(Records contained in a dataset)
────────

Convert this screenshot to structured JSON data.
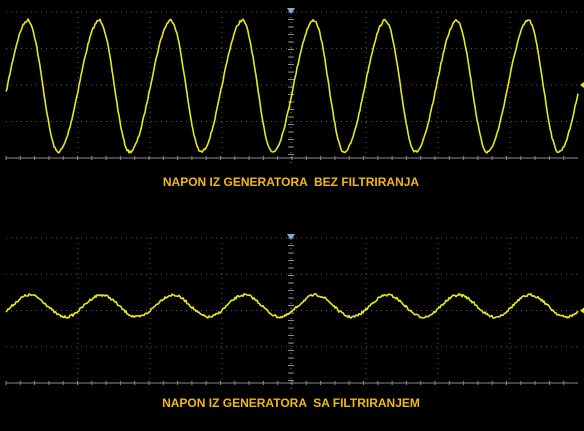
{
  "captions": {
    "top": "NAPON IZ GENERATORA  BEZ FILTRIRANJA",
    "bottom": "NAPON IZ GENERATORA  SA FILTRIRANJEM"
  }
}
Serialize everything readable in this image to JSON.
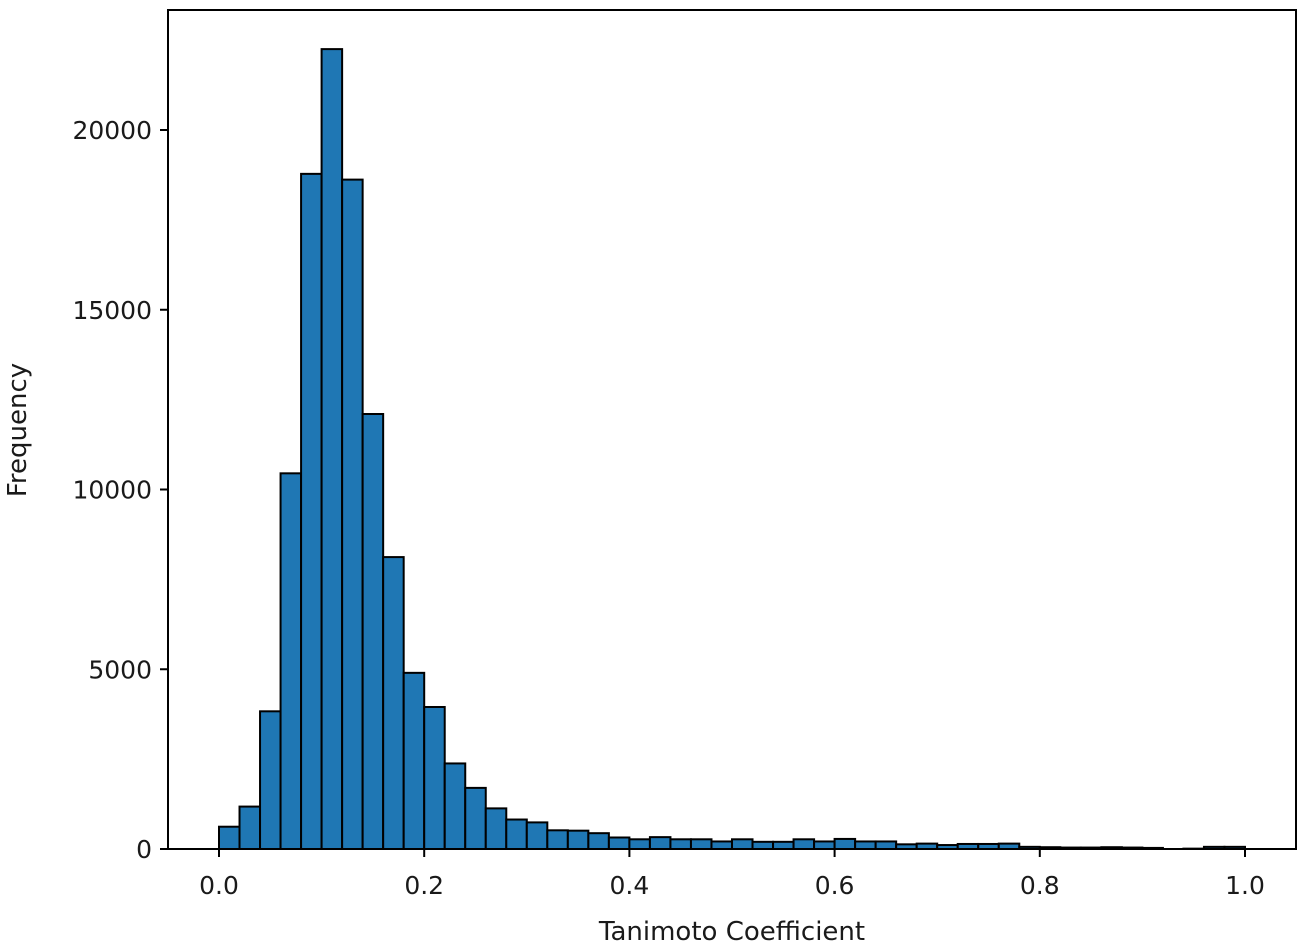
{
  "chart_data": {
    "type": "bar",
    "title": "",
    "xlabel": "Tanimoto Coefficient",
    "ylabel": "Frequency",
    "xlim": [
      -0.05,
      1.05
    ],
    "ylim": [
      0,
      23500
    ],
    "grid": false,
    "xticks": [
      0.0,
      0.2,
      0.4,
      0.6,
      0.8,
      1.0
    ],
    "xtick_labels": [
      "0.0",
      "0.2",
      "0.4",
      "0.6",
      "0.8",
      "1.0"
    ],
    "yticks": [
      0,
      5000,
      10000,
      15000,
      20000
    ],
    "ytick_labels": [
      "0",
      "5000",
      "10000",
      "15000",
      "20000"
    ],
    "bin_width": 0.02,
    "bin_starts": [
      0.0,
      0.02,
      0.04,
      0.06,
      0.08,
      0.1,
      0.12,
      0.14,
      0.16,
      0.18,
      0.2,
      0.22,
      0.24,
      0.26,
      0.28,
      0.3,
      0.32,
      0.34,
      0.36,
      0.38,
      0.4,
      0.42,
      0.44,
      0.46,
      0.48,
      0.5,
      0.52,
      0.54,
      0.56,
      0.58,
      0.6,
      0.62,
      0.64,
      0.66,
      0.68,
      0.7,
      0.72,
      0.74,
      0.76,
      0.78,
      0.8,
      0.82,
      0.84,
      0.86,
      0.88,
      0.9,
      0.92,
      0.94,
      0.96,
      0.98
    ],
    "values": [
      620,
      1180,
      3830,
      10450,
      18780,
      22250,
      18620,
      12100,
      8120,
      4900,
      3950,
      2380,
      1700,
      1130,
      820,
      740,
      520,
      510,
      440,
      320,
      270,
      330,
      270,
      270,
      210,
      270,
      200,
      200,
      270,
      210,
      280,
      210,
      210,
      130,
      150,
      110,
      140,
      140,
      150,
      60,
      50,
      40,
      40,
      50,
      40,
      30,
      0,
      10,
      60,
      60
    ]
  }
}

────────

*PROBLEM TO SOLVE*:
Produce an exact copy of each line of data, skipping embedded images.

*OUTPUT OF THE EXERCISE*:
Convert this screenshot to structured JSON data.
{
  "captions": {
    "top": "NAPON IZ GENERATORA  BEZ FILTRIRANJA",
    "bottom": "NAPON IZ GENERATORA  SA FILTRIRANJEM"
  }
}
Serialize everything readable in this image to JSON.
{
  "chart_data": {
    "type": "bar",
    "title": "",
    "xlabel": "Tanimoto Coefficient",
    "ylabel": "Frequency",
    "xlim": [
      -0.05,
      1.05
    ],
    "ylim": [
      0,
      23500
    ],
    "grid": false,
    "xticks": [
      0.0,
      0.2,
      0.4,
      0.6,
      0.8,
      1.0
    ],
    "xtick_labels": [
      "0.0",
      "0.2",
      "0.4",
      "0.6",
      "0.8",
      "1.0"
    ],
    "yticks": [
      0,
      5000,
      10000,
      15000,
      20000
    ],
    "ytick_labels": [
      "0",
      "5000",
      "10000",
      "15000",
      "20000"
    ],
    "bin_width": 0.02,
    "bin_starts": [
      0.0,
      0.02,
      0.04,
      0.06,
      0.08,
      0.1,
      0.12,
      0.14,
      0.16,
      0.18,
      0.2,
      0.22,
      0.24,
      0.26,
      0.28,
      0.3,
      0.32,
      0.34,
      0.36,
      0.38,
      0.4,
      0.42,
      0.44,
      0.46,
      0.48,
      0.5,
      0.52,
      0.54,
      0.56,
      0.58,
      0.6,
      0.62,
      0.64,
      0.66,
      0.68,
      0.7,
      0.72,
      0.74,
      0.76,
      0.78,
      0.8,
      0.82,
      0.84,
      0.86,
      0.88,
      0.9,
      0.92,
      0.94,
      0.96,
      0.98
    ],
    "values": [
      620,
      1180,
      3830,
      10450,
      18780,
      22250,
      18620,
      12100,
      8120,
      4900,
      3950,
      2380,
      1700,
      1130,
      820,
      740,
      520,
      510,
      440,
      320,
      270,
      330,
      270,
      270,
      210,
      270,
      200,
      200,
      270,
      210,
      280,
      210,
      210,
      130,
      150,
      110,
      140,
      140,
      150,
      60,
      50,
      40,
      40,
      50,
      40,
      30,
      0,
      10,
      60,
      60
    ]
  }
}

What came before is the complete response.